Exercise instructions – Return each line of the listing that contains the string "this".

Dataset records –
* BEGIN *

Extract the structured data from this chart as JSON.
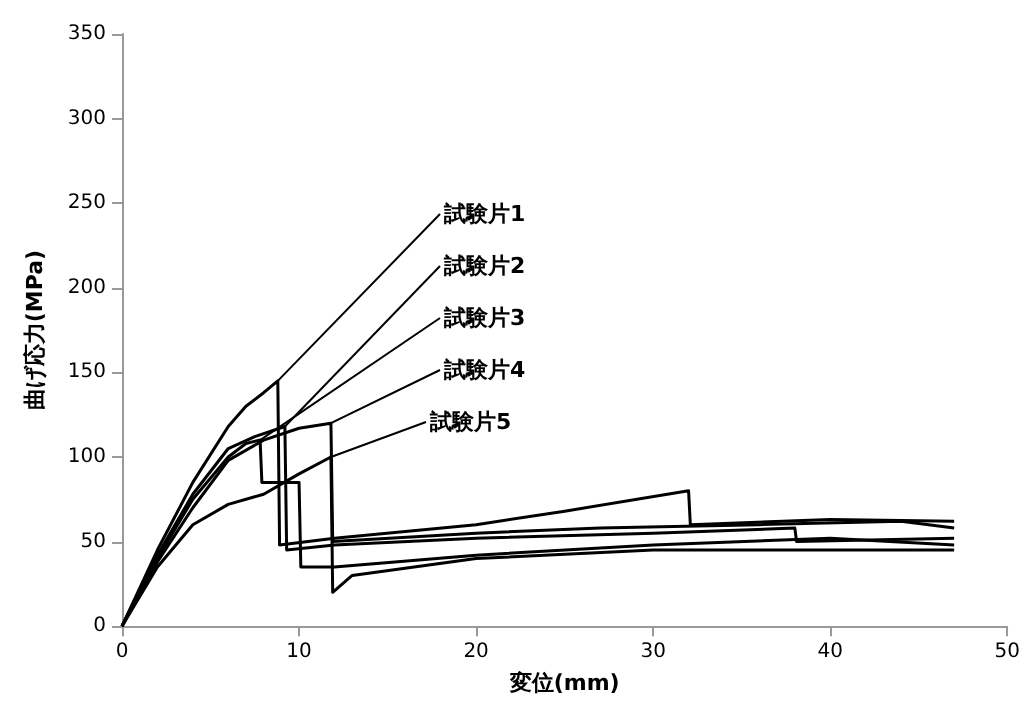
{
  "chart_data": {
    "type": "line",
    "xlabel": "変位(mm)",
    "ylabel": "曲げ応力(MPa)",
    "xlim": [
      0,
      50
    ],
    "xticks": [
      0,
      10,
      20,
      30,
      40,
      50
    ],
    "ylim": [
      0,
      350
    ],
    "yticks": [
      0,
      50,
      100,
      150,
      200,
      250,
      300,
      350
    ],
    "grid": false,
    "legend": false,
    "marker": "none",
    "line_style": "solid",
    "series": [
      {
        "name": "試験片1",
        "color": "#000000",
        "x": [
          0,
          2,
          4,
          6,
          7,
          8,
          8.8,
          8.9,
          12,
          20,
          25,
          32,
          32.1,
          40,
          47
        ],
        "values": [
          0,
          45,
          85,
          118,
          130,
          138,
          145,
          48,
          52,
          60,
          68,
          80,
          60,
          63,
          62
        ]
      },
      {
        "name": "試験片2",
        "color": "#000000",
        "x": [
          0,
          2,
          4,
          6,
          7.5,
          9.2,
          9.3,
          12,
          20,
          30,
          38,
          38.1,
          47
        ],
        "values": [
          0,
          42,
          78,
          105,
          112,
          118,
          45,
          48,
          52,
          55,
          58,
          50,
          52
        ]
      },
      {
        "name": "試験片3",
        "color": "#000000",
        "x": [
          0,
          2,
          4,
          6,
          7,
          7.8,
          7.9,
          10,
          10.1,
          12,
          20,
          30,
          40,
          47
        ],
        "values": [
          0,
          40,
          75,
          100,
          108,
          110,
          85,
          85,
          35,
          35,
          42,
          48,
          52,
          48
        ]
      },
      {
        "name": "試験片4",
        "color": "#000000",
        "x": [
          0,
          2,
          4,
          6,
          8,
          10,
          11.8,
          11.9,
          20,
          27,
          36,
          44,
          47
        ],
        "values": [
          0,
          38,
          70,
          98,
          110,
          117,
          120,
          50,
          55,
          58,
          60,
          62,
          58
        ]
      },
      {
        "name": "試験片5",
        "color": "#000000",
        "x": [
          0,
          2,
          4,
          6,
          8,
          10,
          11.8,
          11.9,
          13,
          20,
          30,
          40,
          47
        ],
        "values": [
          0,
          35,
          60,
          72,
          78,
          90,
          100,
          20,
          30,
          40,
          45,
          45,
          45
        ]
      }
    ]
  }
}
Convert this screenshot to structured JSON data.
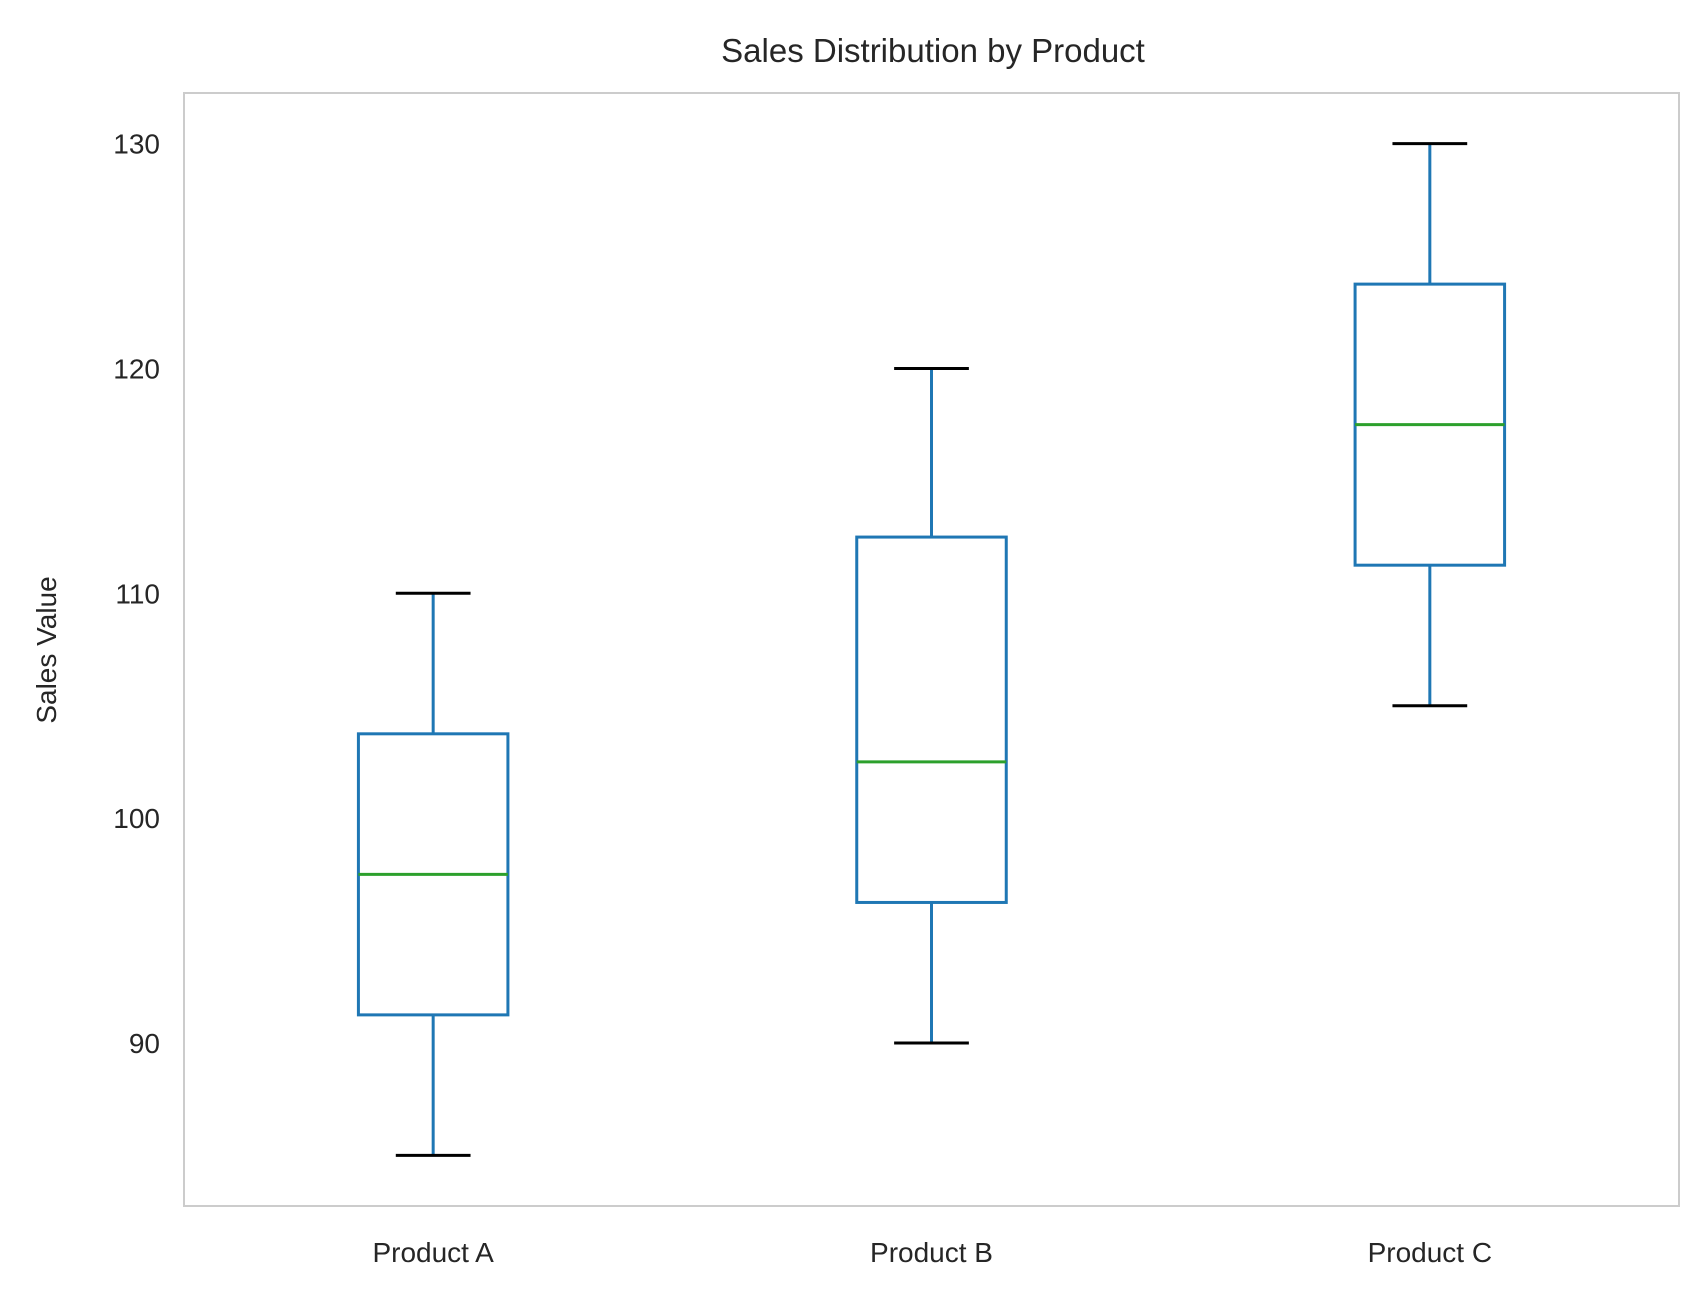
{
  "chart_data": {
    "type": "box",
    "title": "Sales Distribution by Product",
    "xlabel": "",
    "ylabel": "Sales Value",
    "categories": [
      "Product A",
      "Product B",
      "Product C"
    ],
    "boxes": [
      {
        "category": "Product A",
        "whisker_low": 85,
        "q1": 91.25,
        "median": 97.5,
        "q3": 103.75,
        "whisker_high": 110
      },
      {
        "category": "Product B",
        "whisker_low": 90,
        "q1": 96.25,
        "median": 102.5,
        "q3": 112.5,
        "whisker_high": 120
      },
      {
        "category": "Product C",
        "whisker_low": 105,
        "q1": 111.25,
        "median": 117.5,
        "q3": 123.75,
        "whisker_high": 130
      }
    ],
    "yticks": [
      90,
      100,
      110,
      120,
      130
    ],
    "ylim": [
      82.75,
      132.25
    ],
    "grid": false,
    "legend": "none",
    "colors": {
      "box": "#1f77b4",
      "median": "#2ca02c",
      "caps": "#000000",
      "frame": "#cccccc"
    }
  }
}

* END *

Problem solution –
Extract the structured data from this chart as JSON.
Convert this screenshot to structured JSON data.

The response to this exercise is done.